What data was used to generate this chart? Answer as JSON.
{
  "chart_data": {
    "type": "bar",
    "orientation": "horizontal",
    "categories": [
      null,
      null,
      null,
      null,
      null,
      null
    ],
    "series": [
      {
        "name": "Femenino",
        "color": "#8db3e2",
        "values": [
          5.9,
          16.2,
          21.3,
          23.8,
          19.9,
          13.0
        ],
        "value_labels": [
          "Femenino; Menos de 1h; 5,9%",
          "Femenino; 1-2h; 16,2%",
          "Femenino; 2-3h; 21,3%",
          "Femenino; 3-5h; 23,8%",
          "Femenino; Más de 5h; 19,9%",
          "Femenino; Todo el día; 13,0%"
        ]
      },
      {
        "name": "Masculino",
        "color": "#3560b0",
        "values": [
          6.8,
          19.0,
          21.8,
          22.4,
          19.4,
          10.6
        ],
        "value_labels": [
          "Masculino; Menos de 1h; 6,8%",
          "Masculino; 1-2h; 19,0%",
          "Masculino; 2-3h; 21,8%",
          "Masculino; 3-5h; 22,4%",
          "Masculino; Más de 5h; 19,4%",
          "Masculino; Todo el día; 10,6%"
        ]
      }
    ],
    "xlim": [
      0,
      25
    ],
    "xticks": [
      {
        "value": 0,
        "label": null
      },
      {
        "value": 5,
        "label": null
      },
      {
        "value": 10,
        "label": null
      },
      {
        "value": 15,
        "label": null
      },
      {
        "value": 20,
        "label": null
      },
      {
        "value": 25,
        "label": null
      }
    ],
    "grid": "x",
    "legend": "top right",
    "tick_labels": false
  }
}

***

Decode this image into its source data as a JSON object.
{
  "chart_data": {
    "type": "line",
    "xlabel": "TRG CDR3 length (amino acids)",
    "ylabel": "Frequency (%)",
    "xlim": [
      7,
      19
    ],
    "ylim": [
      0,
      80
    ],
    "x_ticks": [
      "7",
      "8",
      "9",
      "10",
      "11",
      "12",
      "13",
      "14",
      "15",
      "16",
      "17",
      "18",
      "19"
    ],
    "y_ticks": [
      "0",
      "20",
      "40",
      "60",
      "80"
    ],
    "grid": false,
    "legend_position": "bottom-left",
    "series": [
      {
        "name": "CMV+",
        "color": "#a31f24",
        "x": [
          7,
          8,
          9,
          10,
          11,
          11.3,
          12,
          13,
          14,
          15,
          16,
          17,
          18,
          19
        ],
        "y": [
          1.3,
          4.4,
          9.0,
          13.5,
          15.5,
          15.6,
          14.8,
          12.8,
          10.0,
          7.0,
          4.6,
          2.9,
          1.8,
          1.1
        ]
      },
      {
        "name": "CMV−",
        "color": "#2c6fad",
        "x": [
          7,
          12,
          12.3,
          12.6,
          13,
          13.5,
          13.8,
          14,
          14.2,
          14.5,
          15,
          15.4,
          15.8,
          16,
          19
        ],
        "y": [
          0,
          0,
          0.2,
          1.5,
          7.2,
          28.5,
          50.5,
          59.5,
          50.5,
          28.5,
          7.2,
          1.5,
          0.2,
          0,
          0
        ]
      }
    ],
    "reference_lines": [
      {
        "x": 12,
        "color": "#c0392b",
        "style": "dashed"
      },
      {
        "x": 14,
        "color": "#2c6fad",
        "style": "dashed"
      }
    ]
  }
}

***

* _Request_: Copy out the lines in which the string "name" appears.

* _Result for this task_:
        "name": "Femenino",
        "name": "Masculino",
        "name": "CMV+",
        "name": "CMV−",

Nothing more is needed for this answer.